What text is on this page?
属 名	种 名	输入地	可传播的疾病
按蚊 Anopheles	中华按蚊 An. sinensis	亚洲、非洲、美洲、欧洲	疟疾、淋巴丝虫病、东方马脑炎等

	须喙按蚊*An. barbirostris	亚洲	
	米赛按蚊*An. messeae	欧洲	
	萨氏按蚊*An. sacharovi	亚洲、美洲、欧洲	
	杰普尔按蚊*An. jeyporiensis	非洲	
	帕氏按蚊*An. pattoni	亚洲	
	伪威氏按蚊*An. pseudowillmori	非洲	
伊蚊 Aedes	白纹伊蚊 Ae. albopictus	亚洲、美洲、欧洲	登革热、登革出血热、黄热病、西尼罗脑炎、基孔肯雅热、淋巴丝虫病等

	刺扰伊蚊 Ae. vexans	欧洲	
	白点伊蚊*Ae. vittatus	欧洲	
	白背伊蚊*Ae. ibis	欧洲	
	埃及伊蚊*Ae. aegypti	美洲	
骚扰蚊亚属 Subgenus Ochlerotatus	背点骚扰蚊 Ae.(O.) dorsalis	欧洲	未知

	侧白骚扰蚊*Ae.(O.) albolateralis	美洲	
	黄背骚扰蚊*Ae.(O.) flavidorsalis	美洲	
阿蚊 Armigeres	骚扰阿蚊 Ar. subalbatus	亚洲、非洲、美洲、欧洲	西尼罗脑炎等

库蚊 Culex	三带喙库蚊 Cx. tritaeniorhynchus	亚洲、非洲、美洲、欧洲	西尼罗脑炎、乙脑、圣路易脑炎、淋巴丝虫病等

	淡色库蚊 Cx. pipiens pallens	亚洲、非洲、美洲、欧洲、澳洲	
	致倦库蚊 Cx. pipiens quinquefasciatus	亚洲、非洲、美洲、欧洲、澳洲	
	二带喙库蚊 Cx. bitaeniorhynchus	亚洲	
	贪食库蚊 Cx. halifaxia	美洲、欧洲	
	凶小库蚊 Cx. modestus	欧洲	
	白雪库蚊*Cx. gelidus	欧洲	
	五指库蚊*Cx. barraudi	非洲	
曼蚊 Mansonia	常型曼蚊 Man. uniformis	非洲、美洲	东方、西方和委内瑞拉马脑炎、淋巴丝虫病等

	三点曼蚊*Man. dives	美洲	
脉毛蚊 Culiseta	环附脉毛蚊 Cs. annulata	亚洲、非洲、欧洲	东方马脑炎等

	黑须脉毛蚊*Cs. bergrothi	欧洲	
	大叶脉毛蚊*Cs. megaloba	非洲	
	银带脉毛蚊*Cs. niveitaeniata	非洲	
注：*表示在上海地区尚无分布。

WHAT IS ASKED.
Repeat every entry word for word.

RESPONSE TO THE TASK.
What text is on this page?
属 名	种 名	输入地	可传播的疾病
按蚊 Anopheles	中华按蚊 An. sinensis	亚洲、非洲、美洲、欧洲	疟疾、淋巴丝虫病、东方马脑炎等

	须喙按蚊*An. barbirostris	亚洲	
	米赛按蚊*An. messeae	欧洲	
	萨氏按蚊*An. sacharovi	亚洲、美洲、欧洲	
	杰普尔按蚊*An. jeyporiensis	非洲	
	帕氏按蚊*An. pattoni	亚洲	
	伪威氏按蚊*An. pseudowillmori	非洲	
伊蚊 Aedes	白纹伊蚊 Ae. albopictus	亚洲、美洲、欧洲	登革热、登革出血热、黄热病、西尼罗脑炎、基孔肯雅热、淋巴丝虫病等

	刺扰伊蚊 Ae. vexans	欧洲	
	白点伊蚊*Ae. vittatus	欧洲	
	白背伊蚊*Ae. ibis	欧洲	
	埃及伊蚊*Ae. aegypti	美洲	
骚扰蚊亚属 Subgenus Ochlerotatus	背点骚扰蚊 Ae.(O.) dorsalis	欧洲	未知

	侧白骚扰蚊*Ae.(O.) albolateralis	美洲	
	黄背骚扰蚊*Ae.(O.) flavidorsalis	美洲	
阿蚊 Armigeres	骚扰阿蚊 Ar. subalbatus	亚洲、非洲、美洲、欧洲	西尼罗脑炎等

库蚊 Culex	三带喙库蚊 Cx. tritaeniorhynchus	亚洲、非洲、美洲、欧洲	西尼罗脑炎、乙脑、圣路易脑炎、淋巴丝虫病等

	淡色库蚊 Cx. pipiens pallens	亚洲、非洲、美洲、欧洲、澳洲	
	致倦库蚊 Cx. pipiens quinquefasciatus	亚洲、非洲、美洲、欧洲、澳洲	
	二带喙库蚊 Cx. bitaeniorhynchus	亚洲	
	贪食库蚊 Cx. halifaxia	美洲、欧洲	
	凶小库蚊 Cx. modestus	欧洲	
	白雪库蚊*Cx. gelidus	欧洲	
	五指库蚊*Cx. barraudi	非洲	
曼蚊 Mansonia	常型曼蚊 Man. uniformis	非洲、美洲	东方、西方和委内瑞拉马脑炎、淋巴丝虫病等

	三点曼蚊*Man. dives	美洲	
脉毛蚊 Culiseta	环附脉毛蚊 Cs. annulata	亚洲、非洲、欧洲	东方马脑炎等

	黑须脉毛蚊*Cs. bergrothi	欧洲	
	大叶脉毛蚊*Cs. megaloba	非洲	
	银带脉毛蚊*Cs. niveitaeniata	非洲	
注：*表示在上海地区尚无分布。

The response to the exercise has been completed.